» **Work required**:
Return the number of lines holding "counts", with nothing added.

--------------------------------------------------

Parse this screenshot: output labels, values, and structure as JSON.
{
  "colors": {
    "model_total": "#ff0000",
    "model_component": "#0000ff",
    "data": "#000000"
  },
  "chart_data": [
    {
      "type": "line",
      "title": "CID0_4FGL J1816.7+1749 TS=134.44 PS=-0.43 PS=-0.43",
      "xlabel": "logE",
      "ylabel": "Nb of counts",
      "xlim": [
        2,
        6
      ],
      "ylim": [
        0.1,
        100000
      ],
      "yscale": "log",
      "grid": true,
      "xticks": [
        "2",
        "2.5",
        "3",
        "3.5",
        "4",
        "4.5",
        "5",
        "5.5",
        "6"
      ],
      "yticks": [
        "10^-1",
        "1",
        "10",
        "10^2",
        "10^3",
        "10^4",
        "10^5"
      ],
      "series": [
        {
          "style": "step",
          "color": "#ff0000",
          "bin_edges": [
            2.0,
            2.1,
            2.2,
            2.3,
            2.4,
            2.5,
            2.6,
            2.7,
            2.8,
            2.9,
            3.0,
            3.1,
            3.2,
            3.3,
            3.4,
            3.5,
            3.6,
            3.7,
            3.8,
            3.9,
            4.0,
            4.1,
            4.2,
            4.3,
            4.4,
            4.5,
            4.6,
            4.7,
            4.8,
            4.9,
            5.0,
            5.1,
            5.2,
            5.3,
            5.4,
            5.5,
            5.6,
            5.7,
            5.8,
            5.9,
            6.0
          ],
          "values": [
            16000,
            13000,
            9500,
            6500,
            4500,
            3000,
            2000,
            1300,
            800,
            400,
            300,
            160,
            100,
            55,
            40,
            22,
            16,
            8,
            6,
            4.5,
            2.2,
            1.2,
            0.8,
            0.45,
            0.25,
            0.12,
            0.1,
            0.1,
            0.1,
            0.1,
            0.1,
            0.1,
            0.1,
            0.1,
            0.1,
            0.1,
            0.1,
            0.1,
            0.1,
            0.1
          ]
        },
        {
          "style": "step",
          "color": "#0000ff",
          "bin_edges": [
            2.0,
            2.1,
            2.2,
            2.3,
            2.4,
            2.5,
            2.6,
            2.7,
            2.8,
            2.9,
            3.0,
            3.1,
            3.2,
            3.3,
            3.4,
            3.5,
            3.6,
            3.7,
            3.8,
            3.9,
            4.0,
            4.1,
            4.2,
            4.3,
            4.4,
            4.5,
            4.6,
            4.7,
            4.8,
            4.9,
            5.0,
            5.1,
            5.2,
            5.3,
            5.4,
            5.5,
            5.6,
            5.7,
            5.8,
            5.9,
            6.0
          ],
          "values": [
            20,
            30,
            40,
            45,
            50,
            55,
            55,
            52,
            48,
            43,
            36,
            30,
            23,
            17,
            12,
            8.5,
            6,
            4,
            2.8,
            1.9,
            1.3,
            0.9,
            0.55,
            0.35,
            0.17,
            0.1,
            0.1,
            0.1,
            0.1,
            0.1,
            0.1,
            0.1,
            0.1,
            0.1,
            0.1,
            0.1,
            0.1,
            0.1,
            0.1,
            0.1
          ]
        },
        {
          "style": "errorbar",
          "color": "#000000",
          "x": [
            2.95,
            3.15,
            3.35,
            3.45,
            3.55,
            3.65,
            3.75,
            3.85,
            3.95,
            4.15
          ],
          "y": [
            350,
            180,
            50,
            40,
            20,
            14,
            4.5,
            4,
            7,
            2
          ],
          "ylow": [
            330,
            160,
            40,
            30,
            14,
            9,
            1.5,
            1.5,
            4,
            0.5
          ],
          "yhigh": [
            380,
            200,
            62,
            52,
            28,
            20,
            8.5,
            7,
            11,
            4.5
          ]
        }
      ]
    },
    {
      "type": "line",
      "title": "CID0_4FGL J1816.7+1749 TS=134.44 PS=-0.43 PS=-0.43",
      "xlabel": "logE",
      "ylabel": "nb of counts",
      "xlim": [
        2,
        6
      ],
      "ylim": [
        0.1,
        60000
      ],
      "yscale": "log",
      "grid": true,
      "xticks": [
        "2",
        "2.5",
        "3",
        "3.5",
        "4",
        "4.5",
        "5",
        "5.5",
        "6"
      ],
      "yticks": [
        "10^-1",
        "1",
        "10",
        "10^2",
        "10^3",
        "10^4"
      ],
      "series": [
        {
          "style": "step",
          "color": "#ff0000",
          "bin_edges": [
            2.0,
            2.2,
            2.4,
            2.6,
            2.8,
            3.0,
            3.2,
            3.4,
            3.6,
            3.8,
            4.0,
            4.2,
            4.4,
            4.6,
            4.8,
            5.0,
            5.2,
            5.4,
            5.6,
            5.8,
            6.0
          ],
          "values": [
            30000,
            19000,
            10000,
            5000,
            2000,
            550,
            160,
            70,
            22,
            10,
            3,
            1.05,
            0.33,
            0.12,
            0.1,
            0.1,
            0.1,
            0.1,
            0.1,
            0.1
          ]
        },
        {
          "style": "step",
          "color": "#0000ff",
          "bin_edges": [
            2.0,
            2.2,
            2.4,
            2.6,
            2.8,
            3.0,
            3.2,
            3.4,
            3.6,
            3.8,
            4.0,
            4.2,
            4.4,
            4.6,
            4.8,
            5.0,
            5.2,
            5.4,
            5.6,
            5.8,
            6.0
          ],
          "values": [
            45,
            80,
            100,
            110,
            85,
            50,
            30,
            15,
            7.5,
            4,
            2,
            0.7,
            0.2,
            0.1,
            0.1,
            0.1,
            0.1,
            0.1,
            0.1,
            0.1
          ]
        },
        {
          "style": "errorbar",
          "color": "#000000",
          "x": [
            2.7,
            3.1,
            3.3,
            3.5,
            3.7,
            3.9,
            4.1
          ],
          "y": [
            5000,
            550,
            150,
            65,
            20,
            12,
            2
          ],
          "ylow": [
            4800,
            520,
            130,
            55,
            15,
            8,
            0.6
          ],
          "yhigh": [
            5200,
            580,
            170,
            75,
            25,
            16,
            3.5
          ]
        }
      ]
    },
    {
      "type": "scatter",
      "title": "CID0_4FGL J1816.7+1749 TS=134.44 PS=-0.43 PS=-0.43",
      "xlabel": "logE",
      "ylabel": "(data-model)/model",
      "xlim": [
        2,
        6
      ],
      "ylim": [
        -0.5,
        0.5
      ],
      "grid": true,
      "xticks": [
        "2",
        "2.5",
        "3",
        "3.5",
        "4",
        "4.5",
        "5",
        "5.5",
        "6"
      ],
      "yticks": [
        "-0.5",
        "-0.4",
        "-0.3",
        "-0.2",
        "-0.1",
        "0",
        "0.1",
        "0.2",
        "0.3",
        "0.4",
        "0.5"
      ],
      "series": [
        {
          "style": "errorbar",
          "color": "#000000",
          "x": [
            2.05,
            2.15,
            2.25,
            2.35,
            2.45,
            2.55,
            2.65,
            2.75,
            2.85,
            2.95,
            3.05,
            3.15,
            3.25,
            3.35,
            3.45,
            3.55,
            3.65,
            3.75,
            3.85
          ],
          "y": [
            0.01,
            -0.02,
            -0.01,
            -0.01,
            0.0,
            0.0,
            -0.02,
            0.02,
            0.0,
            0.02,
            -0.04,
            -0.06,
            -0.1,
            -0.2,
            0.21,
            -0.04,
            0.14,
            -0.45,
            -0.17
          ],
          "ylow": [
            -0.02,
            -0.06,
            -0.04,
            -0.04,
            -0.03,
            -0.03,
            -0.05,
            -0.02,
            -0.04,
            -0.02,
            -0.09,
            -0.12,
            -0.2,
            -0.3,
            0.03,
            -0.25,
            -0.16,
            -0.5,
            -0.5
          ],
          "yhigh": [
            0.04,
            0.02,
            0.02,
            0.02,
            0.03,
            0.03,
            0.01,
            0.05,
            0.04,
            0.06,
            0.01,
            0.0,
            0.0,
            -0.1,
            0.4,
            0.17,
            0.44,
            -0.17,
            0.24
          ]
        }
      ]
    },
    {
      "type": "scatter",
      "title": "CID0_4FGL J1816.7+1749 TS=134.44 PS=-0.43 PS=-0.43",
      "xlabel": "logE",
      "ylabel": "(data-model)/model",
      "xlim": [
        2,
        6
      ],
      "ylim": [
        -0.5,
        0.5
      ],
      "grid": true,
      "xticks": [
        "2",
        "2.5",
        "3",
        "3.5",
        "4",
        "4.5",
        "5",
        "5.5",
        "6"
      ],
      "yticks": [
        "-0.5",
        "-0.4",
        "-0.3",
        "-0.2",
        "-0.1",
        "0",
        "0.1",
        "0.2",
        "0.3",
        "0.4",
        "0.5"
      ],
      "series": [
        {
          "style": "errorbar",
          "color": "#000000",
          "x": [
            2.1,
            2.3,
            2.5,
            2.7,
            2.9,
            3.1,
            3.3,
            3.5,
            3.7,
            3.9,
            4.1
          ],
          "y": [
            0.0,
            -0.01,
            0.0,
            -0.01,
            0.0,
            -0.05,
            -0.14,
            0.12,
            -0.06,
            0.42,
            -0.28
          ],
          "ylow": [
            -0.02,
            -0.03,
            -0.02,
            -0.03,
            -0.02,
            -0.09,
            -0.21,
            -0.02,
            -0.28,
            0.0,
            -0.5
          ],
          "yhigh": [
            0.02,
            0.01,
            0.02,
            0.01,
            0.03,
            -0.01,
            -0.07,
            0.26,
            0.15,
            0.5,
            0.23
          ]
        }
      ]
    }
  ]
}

--------------------------------------------------

» **Problem solution**:
2